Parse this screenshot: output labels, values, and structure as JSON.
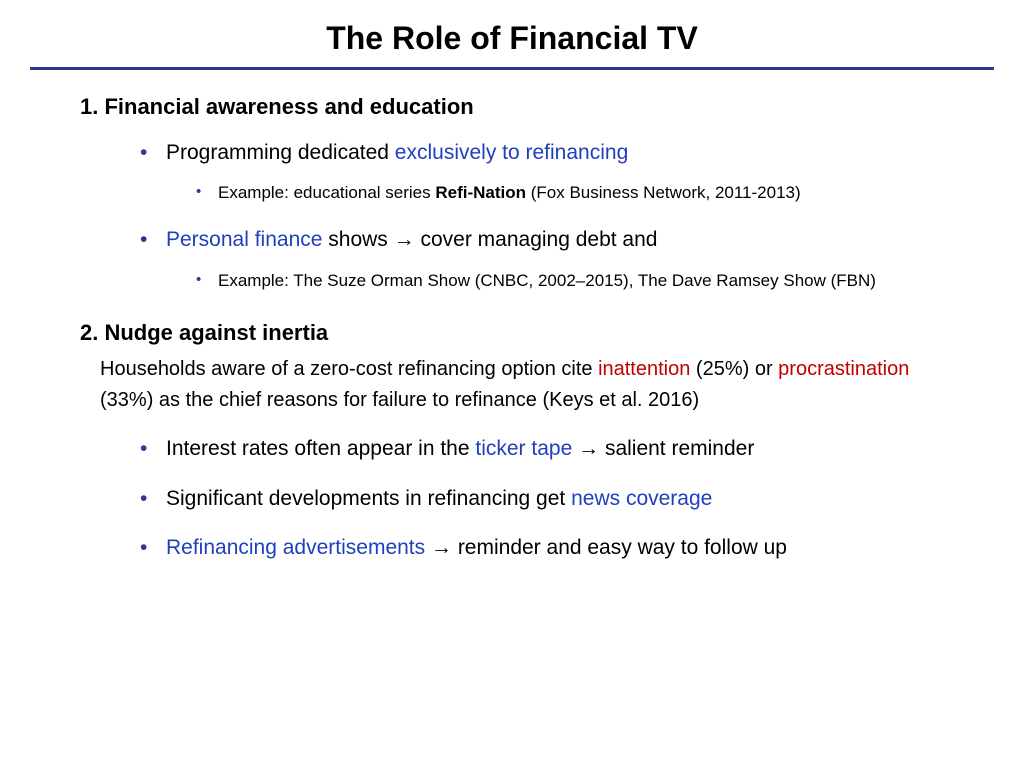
{
  "colors": {
    "rule": "#2b3a8f",
    "bullet": "#2b3a8f",
    "highlight_blue": "#1f3fbf",
    "highlight_red": "#c00000",
    "text": "#000000",
    "background": "#ffffff"
  },
  "typography": {
    "title_size": 32,
    "section_size": 22,
    "body_size": 21,
    "sub_size": 17,
    "family": "Arial"
  },
  "title": "The Role of Financial TV",
  "section1": {
    "heading": "1. Financial awareness and education",
    "b1_pre": "Programming dedicated ",
    "b1_blue": "exclusively to refinancing",
    "b1_sub_pre": "Example: educational series ",
    "b1_sub_bold": "Refi-Nation",
    "b1_sub_post": " (Fox Business Network, 2011-2013)",
    "b2_blue": "Personal finance",
    "b2_mid": " shows ",
    "b2_arrow": "→",
    "b2_post": " cover managing debt and",
    "b2_sub": "Example: The Suze Orman Show (CNBC, 2002–2015), The Dave Ramsey Show (FBN)"
  },
  "section2": {
    "heading": "2. Nudge against inertia",
    "para_1": "Households aware of a zero-cost refinancing option cite ",
    "para_red1": "inattention",
    "para_2": " (25%) or ",
    "para_red2": "procrastination",
    "para_3": " (33%) as the chief reasons for failure to refinance (Keys et al. 2016)",
    "b1_pre": "Interest rates often appear in the ",
    "b1_blue": "ticker tape",
    "b1_arrow": " → ",
    "b1_post": "salient reminder",
    "b2_pre": "Significant developments in refinancing get ",
    "b2_blue": "news coverage",
    "b3_blue": "Refinancing advertisements",
    "b3_arrow": " → ",
    "b3_post": "reminder and easy way to follow up"
  }
}
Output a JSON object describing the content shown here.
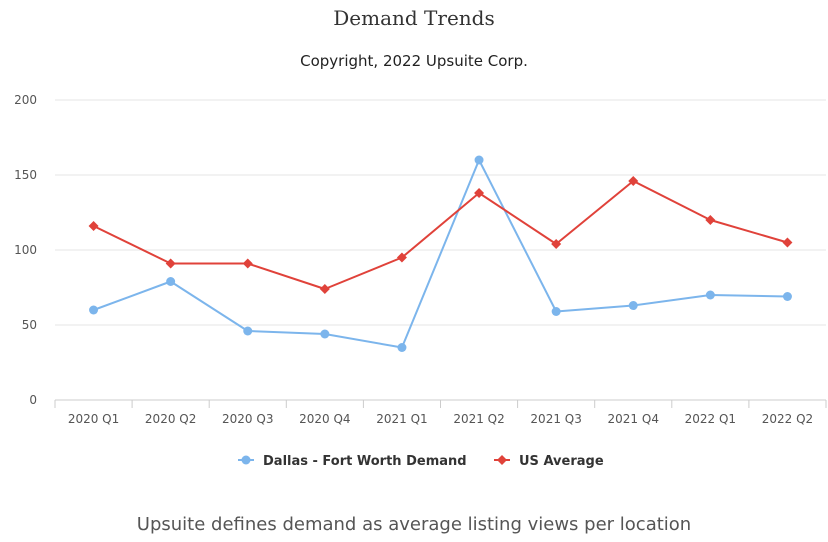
{
  "chart_data": {
    "type": "line",
    "title": "Demand Trends",
    "subtitle": "Copyright, 2022 Upsuite Corp.",
    "footnote": "Upsuite defines demand as average listing views per location",
    "categories": [
      "2020 Q1",
      "2020 Q2",
      "2020 Q3",
      "2020 Q4",
      "2021 Q1",
      "2021 Q2",
      "2021 Q3",
      "2021 Q4",
      "2022 Q1",
      "2022 Q2"
    ],
    "yticks": [
      "0",
      "50",
      "100",
      "150",
      "200"
    ],
    "ylim": [
      0,
      200
    ],
    "grid": true,
    "legend": "bottom-center",
    "series": [
      {
        "name": "Dallas - Fort Worth Demand",
        "color": "#7cb5ec",
        "marker": "circle",
        "values": [
          60,
          79,
          46,
          44,
          35,
          160,
          59,
          63,
          70,
          69
        ]
      },
      {
        "name": "US Average",
        "color": "#e0423a",
        "marker": "diamond",
        "values": [
          116,
          91,
          91,
          74,
          95,
          138,
          104,
          146,
          120,
          105
        ]
      }
    ]
  }
}
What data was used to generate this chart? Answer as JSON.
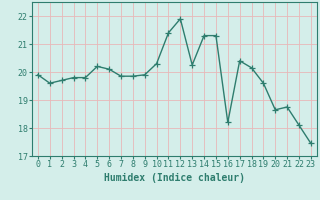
{
  "x": [
    0,
    1,
    2,
    3,
    4,
    5,
    6,
    7,
    8,
    9,
    10,
    11,
    12,
    13,
    14,
    15,
    16,
    17,
    18,
    19,
    20,
    21,
    22,
    23
  ],
  "y": [
    19.9,
    19.6,
    19.7,
    19.8,
    19.8,
    20.2,
    20.1,
    19.85,
    19.85,
    19.9,
    20.3,
    21.4,
    21.9,
    20.25,
    21.3,
    21.3,
    18.2,
    20.4,
    20.15,
    19.6,
    18.65,
    18.75,
    18.1,
    17.45
  ],
  "line_color": "#2e7d6e",
  "marker": "+",
  "marker_size": 4,
  "marker_color": "#2e7d6e",
  "bg_color": "#d4eeea",
  "grid_color": "#e8b8b8",
  "tick_color": "#2e7d6e",
  "xlabel": "Humidex (Indice chaleur)",
  "ylim": [
    17,
    22.5
  ],
  "yticks": [
    17,
    18,
    19,
    20,
    21,
    22
  ],
  "xlim": [
    -0.5,
    23.5
  ],
  "xticks": [
    0,
    1,
    2,
    3,
    4,
    5,
    6,
    7,
    8,
    9,
    10,
    11,
    12,
    13,
    14,
    15,
    16,
    17,
    18,
    19,
    20,
    21,
    22,
    23
  ],
  "xlabel_fontsize": 7,
  "tick_fontsize": 6,
  "line_width": 1.0
}
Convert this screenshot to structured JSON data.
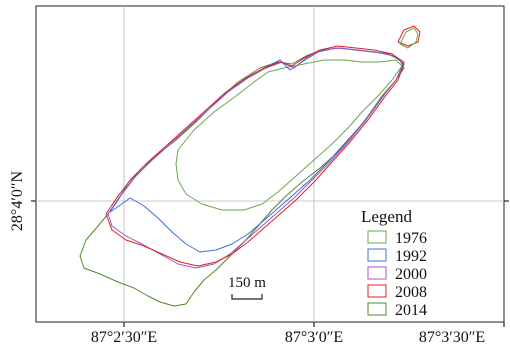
{
  "map": {
    "latitude_labels": [
      "28°4′0″N"
    ],
    "longitude_labels": [
      "87°2′30″E",
      "87°3′0″E",
      "87°3′30″E"
    ],
    "scale_bar_label": "150 m",
    "legend": {
      "title": "Legend",
      "items": [
        {
          "label": "1976",
          "color": "#6aa84f"
        },
        {
          "label": "1992",
          "color": "#3d6fd6"
        },
        {
          "label": "2000",
          "color": "#9b59c9"
        },
        {
          "label": "2008",
          "color": "#e02020"
        },
        {
          "label": "2014",
          "color": "#4f8a2a"
        }
      ]
    }
  }
}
-.-.-
- **OBJECTIVE**: Copy, from the material above, each line in which the string "series" occurs.

- **CORRECT OUTPUT**:
    "b1_sub_pre": "Example: educational series ",
    "series": [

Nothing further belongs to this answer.